— What you will do —
Every line that contains the word "title" should be copied.

--- Given data ---

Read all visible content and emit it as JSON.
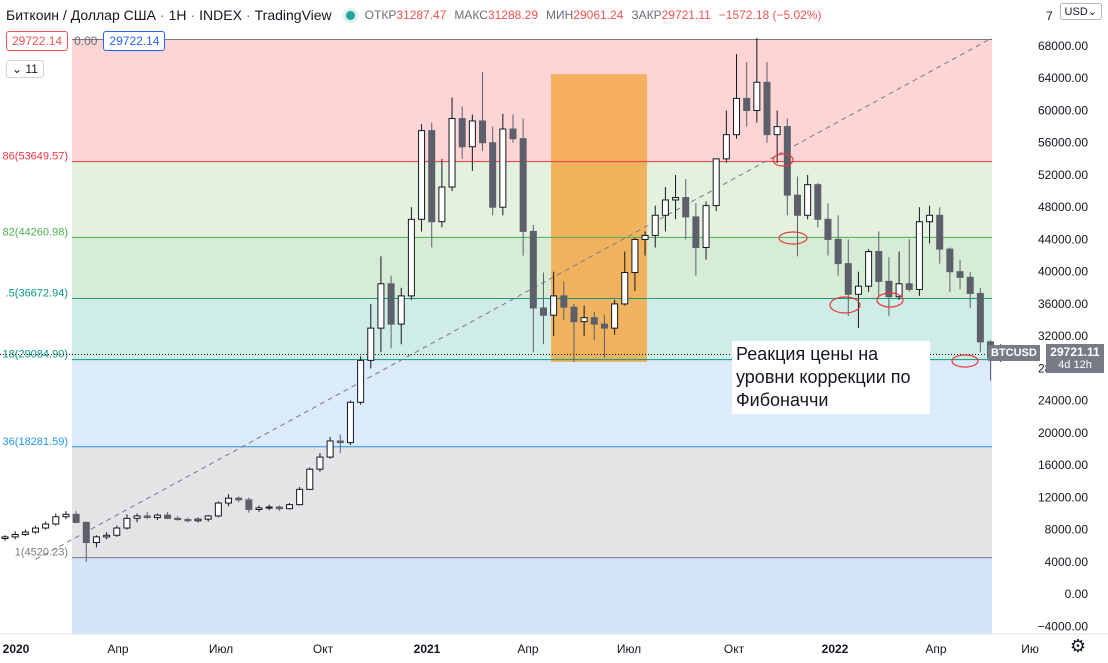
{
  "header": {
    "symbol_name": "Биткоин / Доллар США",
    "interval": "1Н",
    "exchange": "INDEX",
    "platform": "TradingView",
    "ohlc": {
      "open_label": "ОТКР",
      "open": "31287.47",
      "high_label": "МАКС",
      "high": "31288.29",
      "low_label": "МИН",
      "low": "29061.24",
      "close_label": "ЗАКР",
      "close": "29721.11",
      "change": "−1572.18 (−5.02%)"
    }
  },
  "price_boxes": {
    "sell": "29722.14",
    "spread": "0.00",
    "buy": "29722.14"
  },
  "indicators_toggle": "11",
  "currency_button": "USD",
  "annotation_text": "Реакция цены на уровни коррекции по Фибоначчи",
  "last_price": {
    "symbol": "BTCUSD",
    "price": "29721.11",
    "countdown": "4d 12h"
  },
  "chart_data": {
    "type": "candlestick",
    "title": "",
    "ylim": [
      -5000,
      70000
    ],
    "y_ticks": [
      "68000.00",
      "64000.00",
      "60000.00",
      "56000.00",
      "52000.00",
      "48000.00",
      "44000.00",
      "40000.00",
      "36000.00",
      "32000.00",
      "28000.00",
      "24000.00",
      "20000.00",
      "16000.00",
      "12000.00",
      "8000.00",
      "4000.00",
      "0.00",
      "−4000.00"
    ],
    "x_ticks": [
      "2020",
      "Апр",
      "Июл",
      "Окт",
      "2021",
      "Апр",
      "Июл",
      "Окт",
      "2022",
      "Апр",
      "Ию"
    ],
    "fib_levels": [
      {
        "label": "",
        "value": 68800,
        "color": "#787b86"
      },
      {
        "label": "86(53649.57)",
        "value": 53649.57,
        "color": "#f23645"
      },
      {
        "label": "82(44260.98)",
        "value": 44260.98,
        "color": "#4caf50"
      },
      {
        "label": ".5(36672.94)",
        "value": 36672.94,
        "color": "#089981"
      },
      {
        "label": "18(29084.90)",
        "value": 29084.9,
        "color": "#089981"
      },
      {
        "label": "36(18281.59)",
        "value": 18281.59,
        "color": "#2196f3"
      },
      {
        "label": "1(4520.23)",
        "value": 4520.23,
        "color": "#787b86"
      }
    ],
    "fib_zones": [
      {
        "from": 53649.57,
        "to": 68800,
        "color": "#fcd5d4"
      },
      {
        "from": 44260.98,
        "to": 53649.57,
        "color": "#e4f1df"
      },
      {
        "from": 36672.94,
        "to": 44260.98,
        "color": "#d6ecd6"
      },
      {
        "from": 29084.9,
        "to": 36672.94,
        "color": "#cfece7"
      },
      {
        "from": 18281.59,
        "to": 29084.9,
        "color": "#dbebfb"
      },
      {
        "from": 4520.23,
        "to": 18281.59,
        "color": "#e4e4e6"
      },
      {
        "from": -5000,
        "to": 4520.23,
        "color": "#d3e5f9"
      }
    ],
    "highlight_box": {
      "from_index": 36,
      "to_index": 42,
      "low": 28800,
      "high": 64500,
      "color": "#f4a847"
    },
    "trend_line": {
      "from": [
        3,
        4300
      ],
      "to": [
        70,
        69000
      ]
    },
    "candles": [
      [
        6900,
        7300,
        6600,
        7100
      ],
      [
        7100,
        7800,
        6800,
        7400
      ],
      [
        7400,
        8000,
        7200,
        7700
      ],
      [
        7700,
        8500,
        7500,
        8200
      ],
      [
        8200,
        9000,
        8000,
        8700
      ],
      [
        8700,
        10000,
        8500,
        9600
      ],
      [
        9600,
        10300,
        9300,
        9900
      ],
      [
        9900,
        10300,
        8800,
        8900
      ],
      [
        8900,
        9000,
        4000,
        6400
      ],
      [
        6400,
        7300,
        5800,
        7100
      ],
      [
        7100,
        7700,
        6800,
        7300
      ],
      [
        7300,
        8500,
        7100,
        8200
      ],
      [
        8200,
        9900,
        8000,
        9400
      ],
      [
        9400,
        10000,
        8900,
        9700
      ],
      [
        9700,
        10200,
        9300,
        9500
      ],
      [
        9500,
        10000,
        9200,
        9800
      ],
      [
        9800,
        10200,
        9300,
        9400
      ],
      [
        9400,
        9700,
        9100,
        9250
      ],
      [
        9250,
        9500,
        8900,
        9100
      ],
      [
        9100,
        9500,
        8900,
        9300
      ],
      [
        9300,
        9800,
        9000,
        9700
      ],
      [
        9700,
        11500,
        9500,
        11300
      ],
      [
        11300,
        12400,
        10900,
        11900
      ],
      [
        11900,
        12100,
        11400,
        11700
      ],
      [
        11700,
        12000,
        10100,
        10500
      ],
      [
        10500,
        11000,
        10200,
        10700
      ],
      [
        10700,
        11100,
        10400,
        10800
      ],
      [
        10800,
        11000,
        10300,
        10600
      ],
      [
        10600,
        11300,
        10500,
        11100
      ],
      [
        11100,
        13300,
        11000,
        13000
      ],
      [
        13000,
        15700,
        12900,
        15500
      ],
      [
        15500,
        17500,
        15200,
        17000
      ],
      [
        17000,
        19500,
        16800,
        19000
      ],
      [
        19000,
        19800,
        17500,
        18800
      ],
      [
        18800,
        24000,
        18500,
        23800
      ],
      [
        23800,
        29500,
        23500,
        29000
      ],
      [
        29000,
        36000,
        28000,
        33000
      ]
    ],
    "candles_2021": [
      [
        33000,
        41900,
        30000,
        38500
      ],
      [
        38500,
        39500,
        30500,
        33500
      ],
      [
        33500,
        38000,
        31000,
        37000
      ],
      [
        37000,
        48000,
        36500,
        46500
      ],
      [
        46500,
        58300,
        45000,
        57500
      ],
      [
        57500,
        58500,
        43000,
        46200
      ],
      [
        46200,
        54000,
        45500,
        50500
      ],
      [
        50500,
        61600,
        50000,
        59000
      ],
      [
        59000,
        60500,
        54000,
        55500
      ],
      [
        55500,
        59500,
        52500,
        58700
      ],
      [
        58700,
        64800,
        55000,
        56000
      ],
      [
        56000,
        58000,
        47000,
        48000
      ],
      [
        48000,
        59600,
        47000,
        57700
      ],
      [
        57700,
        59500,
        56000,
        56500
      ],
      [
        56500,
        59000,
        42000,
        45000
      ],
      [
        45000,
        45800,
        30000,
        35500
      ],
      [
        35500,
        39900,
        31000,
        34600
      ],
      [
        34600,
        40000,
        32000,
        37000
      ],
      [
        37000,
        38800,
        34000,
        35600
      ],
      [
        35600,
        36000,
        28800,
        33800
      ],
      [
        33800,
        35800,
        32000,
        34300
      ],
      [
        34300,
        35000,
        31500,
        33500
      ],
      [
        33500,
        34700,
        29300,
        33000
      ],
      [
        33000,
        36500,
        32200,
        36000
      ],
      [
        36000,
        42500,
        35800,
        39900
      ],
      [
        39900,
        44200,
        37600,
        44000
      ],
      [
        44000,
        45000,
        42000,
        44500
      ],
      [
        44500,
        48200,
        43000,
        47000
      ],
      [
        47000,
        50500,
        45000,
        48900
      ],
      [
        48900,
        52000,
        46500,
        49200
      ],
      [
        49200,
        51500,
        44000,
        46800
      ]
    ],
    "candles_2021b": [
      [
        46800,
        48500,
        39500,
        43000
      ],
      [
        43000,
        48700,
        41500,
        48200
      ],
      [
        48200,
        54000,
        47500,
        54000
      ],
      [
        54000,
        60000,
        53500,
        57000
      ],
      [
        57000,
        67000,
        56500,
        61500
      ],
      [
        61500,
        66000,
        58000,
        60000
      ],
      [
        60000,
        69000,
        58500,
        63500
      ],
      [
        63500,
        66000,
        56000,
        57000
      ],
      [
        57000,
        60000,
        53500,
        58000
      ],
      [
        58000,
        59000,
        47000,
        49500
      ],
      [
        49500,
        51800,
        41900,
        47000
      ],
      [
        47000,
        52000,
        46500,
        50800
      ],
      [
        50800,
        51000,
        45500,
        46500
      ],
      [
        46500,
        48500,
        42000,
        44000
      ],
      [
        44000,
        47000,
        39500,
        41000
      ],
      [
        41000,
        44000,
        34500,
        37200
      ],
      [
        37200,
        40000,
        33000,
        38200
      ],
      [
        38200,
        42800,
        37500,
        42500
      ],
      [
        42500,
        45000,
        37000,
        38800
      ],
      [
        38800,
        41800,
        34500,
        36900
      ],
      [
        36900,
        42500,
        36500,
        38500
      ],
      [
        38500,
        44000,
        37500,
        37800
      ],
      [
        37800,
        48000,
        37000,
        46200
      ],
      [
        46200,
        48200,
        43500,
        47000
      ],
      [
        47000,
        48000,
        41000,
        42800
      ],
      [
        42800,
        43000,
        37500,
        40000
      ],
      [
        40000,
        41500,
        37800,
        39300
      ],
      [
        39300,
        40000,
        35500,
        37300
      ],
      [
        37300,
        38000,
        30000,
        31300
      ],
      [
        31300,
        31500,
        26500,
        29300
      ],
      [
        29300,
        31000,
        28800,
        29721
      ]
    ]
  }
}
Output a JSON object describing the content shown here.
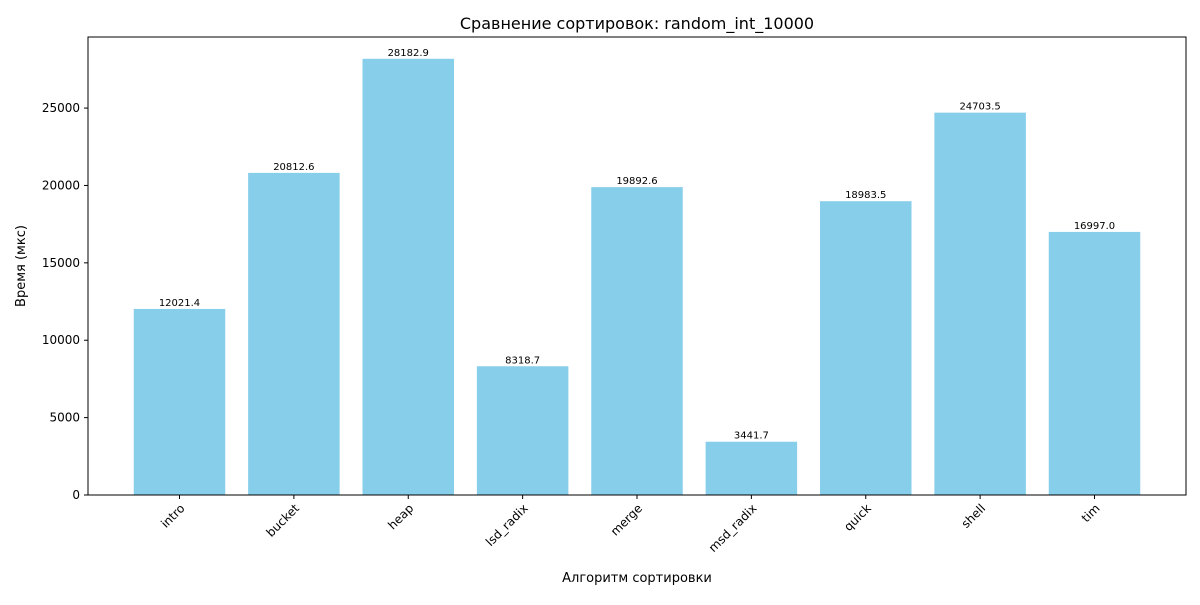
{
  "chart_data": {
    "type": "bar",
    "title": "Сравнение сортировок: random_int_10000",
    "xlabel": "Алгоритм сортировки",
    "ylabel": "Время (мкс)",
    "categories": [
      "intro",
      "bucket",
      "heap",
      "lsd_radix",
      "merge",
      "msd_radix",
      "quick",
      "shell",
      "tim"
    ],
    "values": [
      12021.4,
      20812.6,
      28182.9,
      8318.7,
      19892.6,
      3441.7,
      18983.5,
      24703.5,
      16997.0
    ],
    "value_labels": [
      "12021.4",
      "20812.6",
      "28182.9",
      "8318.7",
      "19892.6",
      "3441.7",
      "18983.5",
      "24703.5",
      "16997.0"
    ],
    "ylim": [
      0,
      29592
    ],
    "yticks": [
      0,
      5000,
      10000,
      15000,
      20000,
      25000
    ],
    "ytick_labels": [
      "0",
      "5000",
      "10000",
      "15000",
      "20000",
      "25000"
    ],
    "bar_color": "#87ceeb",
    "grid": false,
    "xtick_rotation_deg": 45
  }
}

---

— Solution to this problem —
    "title": "",
    "title": "Сравнение сортировок: random_int_10000",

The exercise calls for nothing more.